● EXERCISE DIRECTIONS: Find each line holding "aside" and copy it out.
--- START MATERIAL ---
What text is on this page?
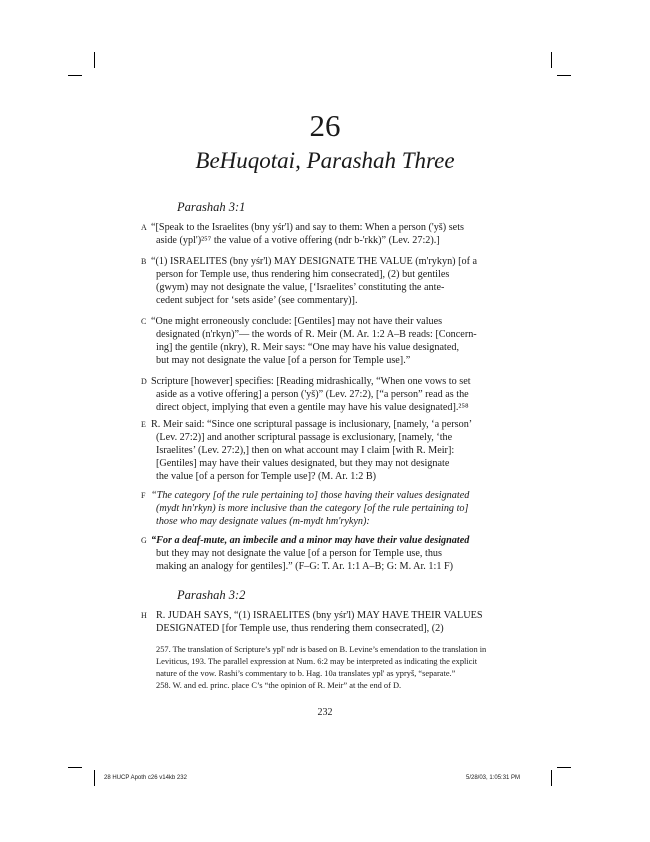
26
BeHuqotai, Parashah Three
Parashah 3:1
A “[Speak to the Israelites (bny yśr'l) and say to them: When a person ('yš) sets
aside (ypl')²⁵⁷ the value of a votive offering (ndr b-'rkk)” (Lev. 27:2).]
B “(1) ISRAELITES (bny yśr'l) MAY DESIGNATE THE VALUE (m'rykyn) [of a
person for Temple use, thus rendering him consecrated], (2) but gentiles
(gwym) may not designate the value, [‘Israelites’ constituting the ante-
cedent subject for ‘sets aside’ (see commentary)].
C “One might erroneously conclude: [Gentiles] may not have their values
designated (n'rkyn)”— the words of R. Meir (M. Ar. 1:2 A–B reads: [Concern-
ing] the gentile (nkry), R. Meir says: “One may have his value designated,
but may not designate the value [of a person for Temple use].”
D Scripture [however] specifies: [Reading midrashically, “When one vows to set
aside as a votive offering] a person ('yš)” (Lev. 27:2), [“a person” read as the
direct object, implying that even a gentile may have his value designated].²⁵⁸
E R. Meir said: “Since one scriptural passage is inclusionary, [namely, ‘a person’
(Lev. 27:2)] and another scriptural passage is exclusionary, [namely, ‘the
Israelites’ (Lev. 27:2),] then on what account may I claim [with R. Meir]:
[Gentiles] may have their values designated, but they may not designate
the value [of a person for Temple use]? (M. Ar. 1:2 B)
F “The category [of the rule pertaining to] those having their values designated
(mydt hn'rkyn) is more inclusive than the category [of the rule pertaining to]
those who may designate values (m-mydt hm'rykyn):
G “For a deaf-mute, an imbecile and a minor may have their value designated
but they may not designate the value [of a person for Temple use, thus
making an analogy for gentiles].” (F–G: T. Ar. 1:1 A–B; G: M. Ar. 1:1 F)
Parashah 3:2
H R. JUDAH SAYS, “(1) ISRAELITES (bny yśr'l) MAY HAVE THEIR VALUES
DESIGNATED [for Temple use, thus rendering them consecrated], (2)
257. The translation of Scripture’s ypl' ndr is based on B. Levine’s emendation to the translation in
Leviticus, 193. The parallel expression at Num. 6:2 may be interpreted as indicating the explicit
nature of the vow. Rashi’s commentary to b. Hag. 10a translates ypl' as ypryš, “separate.”
258. W. and ed. princ. place C’s “the opinion of R. Meir” at the end of D.
232
28 HUCP Apoth c26 v14kb 232	5/28/03, 1:05:31 PM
--- END MATERIAL ---
● TASK ANSWER:
aside (ypl')²⁵⁷ the value of a votive offering (ndr b-'rkk)” (Lev. 27:2).]
cedent subject for ‘sets aside’ (see commentary)].
aside as a votive offering] a person ('yš)” (Lev. 27:2), [“a person” read as the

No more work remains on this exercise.